RECORDS SHOWN >>
☆ ☆ ☆

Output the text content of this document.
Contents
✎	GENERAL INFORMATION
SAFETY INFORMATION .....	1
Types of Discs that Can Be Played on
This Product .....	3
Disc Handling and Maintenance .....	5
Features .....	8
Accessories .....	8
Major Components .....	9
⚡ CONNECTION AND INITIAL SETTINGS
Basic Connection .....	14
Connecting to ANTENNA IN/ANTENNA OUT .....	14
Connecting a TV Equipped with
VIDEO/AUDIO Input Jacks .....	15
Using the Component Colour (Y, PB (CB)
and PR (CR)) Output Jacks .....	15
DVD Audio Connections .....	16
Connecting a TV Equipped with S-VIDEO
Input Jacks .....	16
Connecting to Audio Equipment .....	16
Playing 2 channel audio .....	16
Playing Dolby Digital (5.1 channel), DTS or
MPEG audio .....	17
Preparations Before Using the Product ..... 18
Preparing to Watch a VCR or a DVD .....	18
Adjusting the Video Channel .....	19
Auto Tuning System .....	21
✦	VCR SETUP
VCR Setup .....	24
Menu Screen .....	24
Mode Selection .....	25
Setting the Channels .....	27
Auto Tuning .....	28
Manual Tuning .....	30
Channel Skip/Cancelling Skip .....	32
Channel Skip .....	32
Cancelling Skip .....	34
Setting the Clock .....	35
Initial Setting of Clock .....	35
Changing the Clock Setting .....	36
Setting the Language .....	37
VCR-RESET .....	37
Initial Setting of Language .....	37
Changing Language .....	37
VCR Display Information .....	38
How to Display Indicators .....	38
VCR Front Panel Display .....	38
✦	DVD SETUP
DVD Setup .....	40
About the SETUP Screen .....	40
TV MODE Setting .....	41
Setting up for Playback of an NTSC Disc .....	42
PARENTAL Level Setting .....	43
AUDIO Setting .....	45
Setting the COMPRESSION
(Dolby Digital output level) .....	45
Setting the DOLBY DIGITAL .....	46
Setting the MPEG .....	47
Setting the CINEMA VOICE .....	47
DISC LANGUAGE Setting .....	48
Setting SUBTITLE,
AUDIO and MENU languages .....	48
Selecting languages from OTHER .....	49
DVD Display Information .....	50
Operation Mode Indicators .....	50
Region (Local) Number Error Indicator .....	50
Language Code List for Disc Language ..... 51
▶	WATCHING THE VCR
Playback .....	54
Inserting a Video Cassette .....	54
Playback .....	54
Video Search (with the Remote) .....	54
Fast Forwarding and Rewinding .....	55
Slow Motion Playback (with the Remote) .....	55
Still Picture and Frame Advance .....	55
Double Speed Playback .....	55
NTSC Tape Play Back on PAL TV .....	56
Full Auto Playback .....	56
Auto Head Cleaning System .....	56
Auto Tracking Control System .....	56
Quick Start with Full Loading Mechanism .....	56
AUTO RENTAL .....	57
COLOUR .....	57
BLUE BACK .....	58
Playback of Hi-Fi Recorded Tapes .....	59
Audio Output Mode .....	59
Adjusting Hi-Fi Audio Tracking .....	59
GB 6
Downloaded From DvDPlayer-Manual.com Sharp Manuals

☆ ☆ ☆

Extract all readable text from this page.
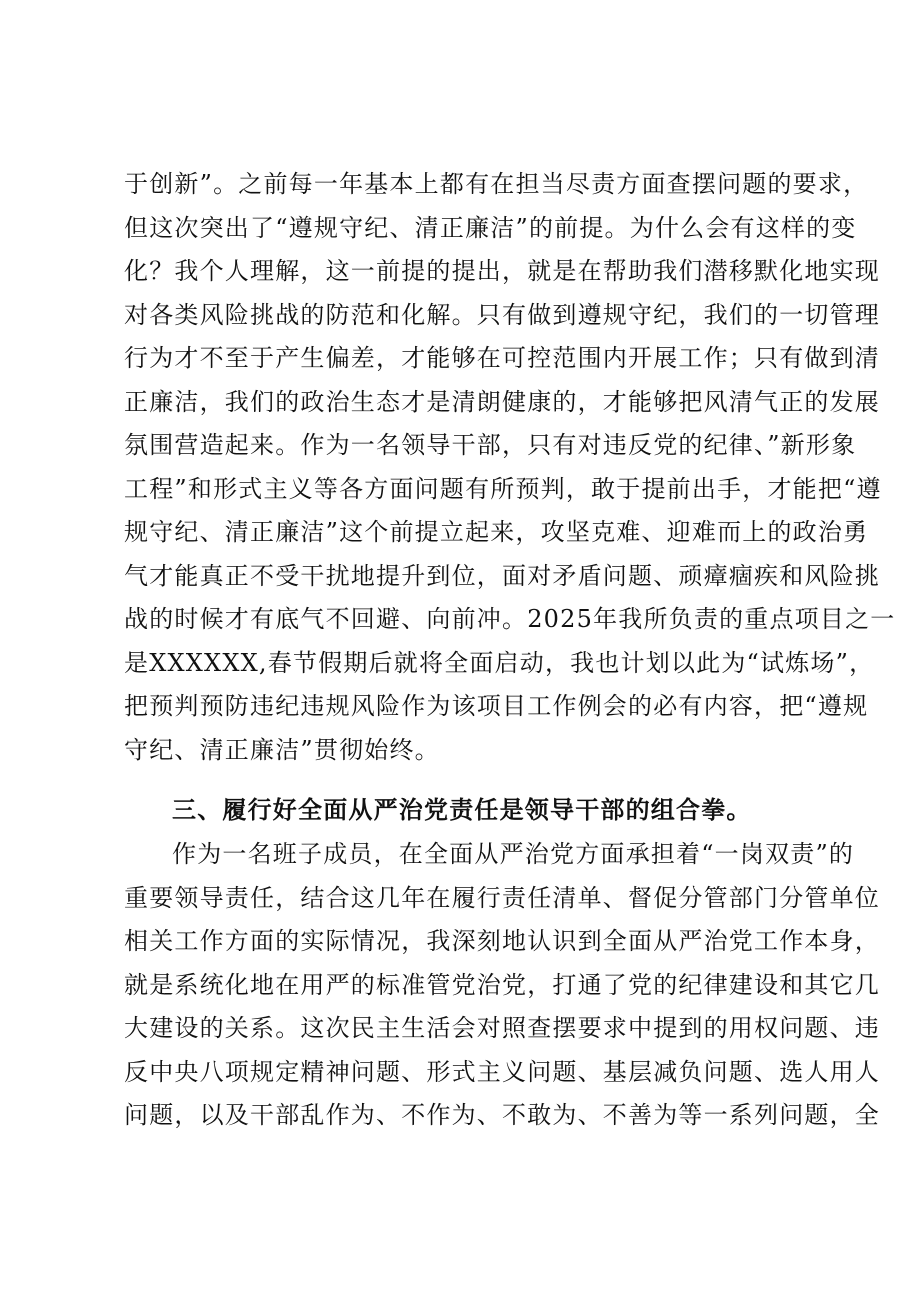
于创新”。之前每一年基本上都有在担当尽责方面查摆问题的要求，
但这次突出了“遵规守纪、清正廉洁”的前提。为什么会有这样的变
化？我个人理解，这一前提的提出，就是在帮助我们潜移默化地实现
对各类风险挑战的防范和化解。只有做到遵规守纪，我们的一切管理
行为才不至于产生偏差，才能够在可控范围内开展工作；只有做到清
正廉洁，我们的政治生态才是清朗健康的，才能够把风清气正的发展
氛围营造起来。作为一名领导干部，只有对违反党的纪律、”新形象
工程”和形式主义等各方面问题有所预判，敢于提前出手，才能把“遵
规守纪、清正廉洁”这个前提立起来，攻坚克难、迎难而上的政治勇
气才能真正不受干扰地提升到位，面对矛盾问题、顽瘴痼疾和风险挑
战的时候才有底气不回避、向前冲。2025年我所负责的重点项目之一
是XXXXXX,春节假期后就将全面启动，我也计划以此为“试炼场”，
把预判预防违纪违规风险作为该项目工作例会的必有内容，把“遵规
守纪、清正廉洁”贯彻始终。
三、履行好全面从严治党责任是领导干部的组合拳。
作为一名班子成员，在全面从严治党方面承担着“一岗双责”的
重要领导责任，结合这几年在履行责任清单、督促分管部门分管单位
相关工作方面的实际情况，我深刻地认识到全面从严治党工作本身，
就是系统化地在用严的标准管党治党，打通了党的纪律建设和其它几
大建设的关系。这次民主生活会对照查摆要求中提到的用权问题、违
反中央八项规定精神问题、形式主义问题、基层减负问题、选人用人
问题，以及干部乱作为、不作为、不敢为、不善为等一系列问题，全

☆ ☆ ☆

Look through the entries above and report each line where the string "Tracking" occurs.

Auto Tracking Control System .....	56
Adjusting Hi-Fi Audio Tracking .....	59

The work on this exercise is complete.